*WRITTEN PROBLEM:* Output the data word for word, dropping every image.

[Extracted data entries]
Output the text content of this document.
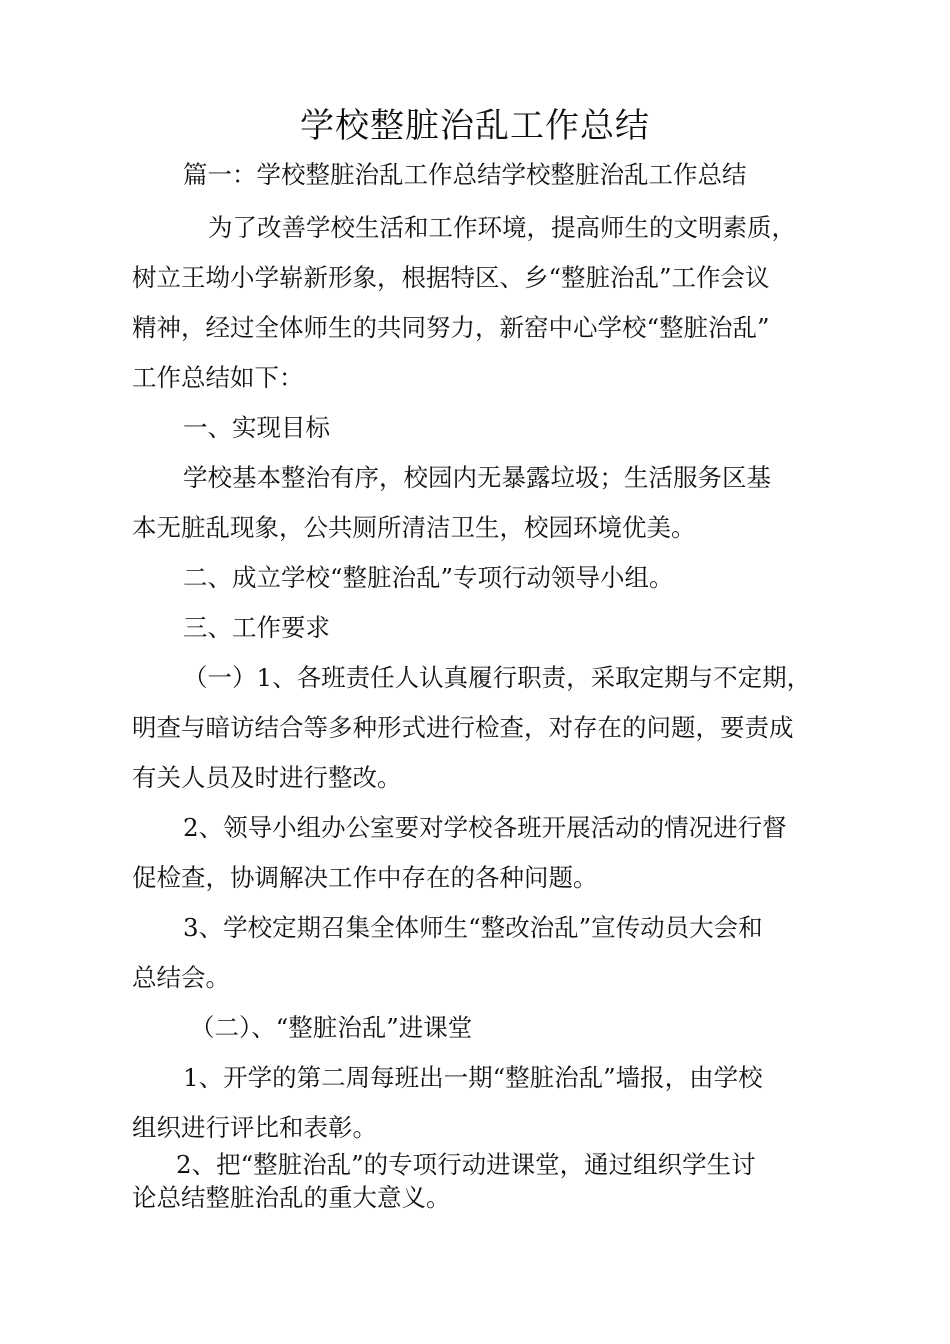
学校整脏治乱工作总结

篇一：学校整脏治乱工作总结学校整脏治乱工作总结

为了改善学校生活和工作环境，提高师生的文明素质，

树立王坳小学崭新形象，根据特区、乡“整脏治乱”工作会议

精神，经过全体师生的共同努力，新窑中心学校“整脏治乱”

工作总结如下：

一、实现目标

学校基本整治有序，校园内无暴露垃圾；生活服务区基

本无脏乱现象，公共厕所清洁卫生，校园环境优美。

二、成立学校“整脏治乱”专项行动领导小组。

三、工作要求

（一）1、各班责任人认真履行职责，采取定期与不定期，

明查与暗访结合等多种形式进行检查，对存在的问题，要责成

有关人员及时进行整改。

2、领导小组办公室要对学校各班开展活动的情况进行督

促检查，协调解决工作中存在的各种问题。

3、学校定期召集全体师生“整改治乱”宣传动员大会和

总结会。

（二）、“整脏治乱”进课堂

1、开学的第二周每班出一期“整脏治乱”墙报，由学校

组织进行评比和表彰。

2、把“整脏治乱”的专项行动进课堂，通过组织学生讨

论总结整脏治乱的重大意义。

*RESPONSE:*
Output the text content of this document.
学校整脏治乱工作总结

篇一：学校整脏治乱工作总结学校整脏治乱工作总结

为了改善学校生活和工作环境，提高师生的文明素质，

树立王坳小学崭新形象，根据特区、乡“整脏治乱”工作会议

精神，经过全体师生的共同努力，新窑中心学校“整脏治乱”

工作总结如下：

一、实现目标

学校基本整治有序，校园内无暴露垃圾；生活服务区基

本无脏乱现象，公共厕所清洁卫生，校园环境优美。

二、成立学校“整脏治乱”专项行动领导小组。

三、工作要求

（一）1、各班责任人认真履行职责，采取定期与不定期，

明查与暗访结合等多种形式进行检查，对存在的问题，要责成

有关人员及时进行整改。

2、领导小组办公室要对学校各班开展活动的情况进行督

促检查，协调解决工作中存在的各种问题。

3、学校定期召集全体师生“整改治乱”宣传动员大会和

总结会。

（二）、“整脏治乱”进课堂

1、开学的第二周每班出一期“整脏治乱”墙报，由学校

组织进行评比和表彰。

2、把“整脏治乱”的专项行动进课堂，通过组织学生讨

论总结整脏治乱的重大意义。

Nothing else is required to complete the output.